What you need to do =>
Lines containing the word "Rubber" are the ones to copy from the records below.

— Start Extracted information —

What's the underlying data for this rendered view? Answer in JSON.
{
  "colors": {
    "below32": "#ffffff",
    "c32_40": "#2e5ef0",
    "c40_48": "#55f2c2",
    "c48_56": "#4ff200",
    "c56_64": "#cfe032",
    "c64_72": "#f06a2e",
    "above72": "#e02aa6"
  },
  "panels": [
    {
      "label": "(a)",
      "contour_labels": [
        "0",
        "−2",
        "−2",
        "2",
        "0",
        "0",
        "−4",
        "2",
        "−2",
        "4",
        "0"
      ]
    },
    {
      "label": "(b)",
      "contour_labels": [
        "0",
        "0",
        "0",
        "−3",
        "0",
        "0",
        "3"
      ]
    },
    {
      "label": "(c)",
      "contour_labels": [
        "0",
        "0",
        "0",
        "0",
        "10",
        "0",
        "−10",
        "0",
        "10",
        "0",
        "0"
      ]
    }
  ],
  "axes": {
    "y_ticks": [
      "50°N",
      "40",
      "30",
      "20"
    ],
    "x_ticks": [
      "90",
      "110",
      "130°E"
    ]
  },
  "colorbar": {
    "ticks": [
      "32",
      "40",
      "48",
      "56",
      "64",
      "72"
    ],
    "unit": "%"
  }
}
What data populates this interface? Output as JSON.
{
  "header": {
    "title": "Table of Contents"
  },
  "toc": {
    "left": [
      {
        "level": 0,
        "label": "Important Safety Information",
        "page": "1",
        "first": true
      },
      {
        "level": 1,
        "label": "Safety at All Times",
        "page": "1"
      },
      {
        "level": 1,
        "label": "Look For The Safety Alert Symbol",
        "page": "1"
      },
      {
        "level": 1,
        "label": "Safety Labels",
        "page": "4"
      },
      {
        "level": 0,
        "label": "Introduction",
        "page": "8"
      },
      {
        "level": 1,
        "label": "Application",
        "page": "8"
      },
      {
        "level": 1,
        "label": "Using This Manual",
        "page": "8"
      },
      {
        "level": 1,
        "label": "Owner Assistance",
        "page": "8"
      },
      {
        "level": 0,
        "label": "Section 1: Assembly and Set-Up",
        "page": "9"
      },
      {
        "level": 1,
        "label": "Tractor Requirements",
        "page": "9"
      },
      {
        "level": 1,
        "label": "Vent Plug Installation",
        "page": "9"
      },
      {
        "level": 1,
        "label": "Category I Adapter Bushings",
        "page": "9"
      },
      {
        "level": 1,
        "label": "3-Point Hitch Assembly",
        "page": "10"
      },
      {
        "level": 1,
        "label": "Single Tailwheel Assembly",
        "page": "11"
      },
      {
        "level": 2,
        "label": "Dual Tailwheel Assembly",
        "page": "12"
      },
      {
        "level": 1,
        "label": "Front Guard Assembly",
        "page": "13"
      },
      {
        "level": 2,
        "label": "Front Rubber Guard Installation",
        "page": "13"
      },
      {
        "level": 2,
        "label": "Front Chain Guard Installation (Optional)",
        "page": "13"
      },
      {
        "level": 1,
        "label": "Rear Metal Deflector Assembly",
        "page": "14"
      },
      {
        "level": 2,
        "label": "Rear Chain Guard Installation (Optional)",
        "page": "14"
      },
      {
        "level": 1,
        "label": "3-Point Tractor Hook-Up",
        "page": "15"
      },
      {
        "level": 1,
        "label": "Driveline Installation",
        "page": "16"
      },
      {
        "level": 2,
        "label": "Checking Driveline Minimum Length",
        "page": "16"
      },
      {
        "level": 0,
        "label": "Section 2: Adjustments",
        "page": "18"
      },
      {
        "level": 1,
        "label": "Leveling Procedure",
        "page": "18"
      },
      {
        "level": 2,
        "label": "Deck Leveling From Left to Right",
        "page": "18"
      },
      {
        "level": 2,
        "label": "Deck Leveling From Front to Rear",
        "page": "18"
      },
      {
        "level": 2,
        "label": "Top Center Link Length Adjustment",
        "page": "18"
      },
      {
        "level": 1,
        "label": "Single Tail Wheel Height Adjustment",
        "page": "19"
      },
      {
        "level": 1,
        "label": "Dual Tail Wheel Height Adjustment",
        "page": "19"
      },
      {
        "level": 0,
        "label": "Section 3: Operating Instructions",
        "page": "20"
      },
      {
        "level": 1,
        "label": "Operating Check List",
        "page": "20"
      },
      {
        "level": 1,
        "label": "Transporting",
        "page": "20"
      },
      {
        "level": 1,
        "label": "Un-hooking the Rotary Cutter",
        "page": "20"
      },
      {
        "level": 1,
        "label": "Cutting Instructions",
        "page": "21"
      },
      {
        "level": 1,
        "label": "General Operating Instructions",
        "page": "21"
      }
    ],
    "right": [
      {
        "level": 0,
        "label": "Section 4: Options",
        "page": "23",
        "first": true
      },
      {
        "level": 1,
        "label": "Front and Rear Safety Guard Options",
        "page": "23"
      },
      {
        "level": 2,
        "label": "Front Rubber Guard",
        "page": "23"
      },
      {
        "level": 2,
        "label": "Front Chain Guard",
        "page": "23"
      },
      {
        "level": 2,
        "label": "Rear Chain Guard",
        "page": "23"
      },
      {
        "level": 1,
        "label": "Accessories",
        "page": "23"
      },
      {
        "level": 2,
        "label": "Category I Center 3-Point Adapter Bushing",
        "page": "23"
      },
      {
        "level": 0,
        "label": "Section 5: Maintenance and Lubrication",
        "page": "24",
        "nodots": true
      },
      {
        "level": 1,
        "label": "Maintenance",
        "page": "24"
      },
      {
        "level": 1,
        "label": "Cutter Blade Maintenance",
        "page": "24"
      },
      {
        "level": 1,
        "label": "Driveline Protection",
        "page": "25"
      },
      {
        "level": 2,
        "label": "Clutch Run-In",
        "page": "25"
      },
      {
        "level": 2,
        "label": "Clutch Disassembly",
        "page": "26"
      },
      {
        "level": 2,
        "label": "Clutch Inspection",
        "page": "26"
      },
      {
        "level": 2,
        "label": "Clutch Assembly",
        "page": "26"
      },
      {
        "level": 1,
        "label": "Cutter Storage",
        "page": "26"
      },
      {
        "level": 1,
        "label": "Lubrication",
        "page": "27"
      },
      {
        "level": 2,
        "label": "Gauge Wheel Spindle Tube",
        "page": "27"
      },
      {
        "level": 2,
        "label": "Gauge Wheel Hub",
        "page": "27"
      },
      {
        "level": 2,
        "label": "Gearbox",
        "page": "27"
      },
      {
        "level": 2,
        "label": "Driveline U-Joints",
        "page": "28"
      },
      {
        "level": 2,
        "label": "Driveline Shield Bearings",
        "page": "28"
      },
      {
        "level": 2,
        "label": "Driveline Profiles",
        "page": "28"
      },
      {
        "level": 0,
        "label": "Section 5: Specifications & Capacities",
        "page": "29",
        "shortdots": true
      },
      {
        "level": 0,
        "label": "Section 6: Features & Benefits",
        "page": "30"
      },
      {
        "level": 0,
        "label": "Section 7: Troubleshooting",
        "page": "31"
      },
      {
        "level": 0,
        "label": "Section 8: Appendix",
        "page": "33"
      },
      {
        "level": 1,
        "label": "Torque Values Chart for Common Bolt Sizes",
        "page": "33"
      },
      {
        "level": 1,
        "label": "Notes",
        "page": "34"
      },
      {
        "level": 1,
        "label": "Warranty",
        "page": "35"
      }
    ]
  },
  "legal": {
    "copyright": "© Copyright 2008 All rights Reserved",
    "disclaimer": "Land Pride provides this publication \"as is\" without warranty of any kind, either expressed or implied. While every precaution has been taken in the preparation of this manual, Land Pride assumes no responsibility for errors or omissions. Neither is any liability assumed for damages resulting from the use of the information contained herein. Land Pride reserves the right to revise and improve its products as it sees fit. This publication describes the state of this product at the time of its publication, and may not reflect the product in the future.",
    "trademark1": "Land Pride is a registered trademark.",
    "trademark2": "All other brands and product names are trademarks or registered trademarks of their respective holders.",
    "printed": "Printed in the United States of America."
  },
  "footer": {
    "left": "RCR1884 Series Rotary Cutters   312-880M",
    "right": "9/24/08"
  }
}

— End Extracted information —

Full response =>
        "label": "Front Rubber Guard Installation",
        "label": "Front Rubber Guard",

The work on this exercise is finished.